What you need to do
Below are entries. Pull out all lines containing "hand".

Data records
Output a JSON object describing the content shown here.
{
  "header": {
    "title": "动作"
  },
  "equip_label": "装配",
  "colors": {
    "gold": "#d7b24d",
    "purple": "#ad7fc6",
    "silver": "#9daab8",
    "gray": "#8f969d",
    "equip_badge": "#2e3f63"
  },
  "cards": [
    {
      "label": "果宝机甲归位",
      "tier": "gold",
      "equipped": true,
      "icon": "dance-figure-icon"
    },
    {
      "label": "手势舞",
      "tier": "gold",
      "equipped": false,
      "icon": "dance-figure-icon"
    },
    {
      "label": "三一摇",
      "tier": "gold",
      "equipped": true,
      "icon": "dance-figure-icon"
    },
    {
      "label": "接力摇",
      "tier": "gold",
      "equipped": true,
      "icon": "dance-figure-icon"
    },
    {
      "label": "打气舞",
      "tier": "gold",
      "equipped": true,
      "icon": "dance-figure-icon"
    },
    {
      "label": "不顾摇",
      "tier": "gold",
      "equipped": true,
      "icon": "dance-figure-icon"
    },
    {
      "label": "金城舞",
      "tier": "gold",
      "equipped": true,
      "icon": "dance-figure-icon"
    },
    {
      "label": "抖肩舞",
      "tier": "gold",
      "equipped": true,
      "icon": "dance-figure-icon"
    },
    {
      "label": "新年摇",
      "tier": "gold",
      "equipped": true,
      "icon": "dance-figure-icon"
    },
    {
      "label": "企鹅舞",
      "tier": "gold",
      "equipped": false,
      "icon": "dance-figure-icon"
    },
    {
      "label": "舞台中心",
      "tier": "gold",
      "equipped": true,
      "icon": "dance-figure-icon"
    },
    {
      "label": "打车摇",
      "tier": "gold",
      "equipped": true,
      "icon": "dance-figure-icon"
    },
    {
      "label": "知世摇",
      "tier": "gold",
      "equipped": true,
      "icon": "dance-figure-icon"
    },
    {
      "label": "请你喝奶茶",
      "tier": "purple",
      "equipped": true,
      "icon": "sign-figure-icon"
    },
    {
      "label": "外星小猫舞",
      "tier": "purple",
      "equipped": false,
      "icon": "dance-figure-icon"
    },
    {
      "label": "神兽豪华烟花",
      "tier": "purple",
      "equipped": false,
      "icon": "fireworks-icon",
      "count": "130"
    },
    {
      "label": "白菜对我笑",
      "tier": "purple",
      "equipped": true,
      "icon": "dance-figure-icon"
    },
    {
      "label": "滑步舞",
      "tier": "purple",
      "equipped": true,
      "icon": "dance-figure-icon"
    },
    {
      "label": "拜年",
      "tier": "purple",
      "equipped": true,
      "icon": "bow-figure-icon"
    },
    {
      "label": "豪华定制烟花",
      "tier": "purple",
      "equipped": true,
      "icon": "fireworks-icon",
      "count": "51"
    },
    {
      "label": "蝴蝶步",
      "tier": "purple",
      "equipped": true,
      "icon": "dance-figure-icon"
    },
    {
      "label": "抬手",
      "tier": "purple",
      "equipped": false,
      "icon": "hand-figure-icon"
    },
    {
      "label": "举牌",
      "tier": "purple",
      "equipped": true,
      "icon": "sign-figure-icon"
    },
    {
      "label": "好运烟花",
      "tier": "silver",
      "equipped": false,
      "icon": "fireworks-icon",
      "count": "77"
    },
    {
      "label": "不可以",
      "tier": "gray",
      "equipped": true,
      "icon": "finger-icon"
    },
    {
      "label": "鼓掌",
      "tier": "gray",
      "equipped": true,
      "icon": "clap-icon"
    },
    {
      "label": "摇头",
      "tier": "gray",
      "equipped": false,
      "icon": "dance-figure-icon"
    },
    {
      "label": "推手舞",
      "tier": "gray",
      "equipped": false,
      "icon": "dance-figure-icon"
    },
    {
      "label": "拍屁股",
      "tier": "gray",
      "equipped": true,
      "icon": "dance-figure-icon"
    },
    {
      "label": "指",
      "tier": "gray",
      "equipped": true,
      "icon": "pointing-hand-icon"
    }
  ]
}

Solution
      "icon": "hand-figure-icon"
      "icon": "pointing-hand-icon"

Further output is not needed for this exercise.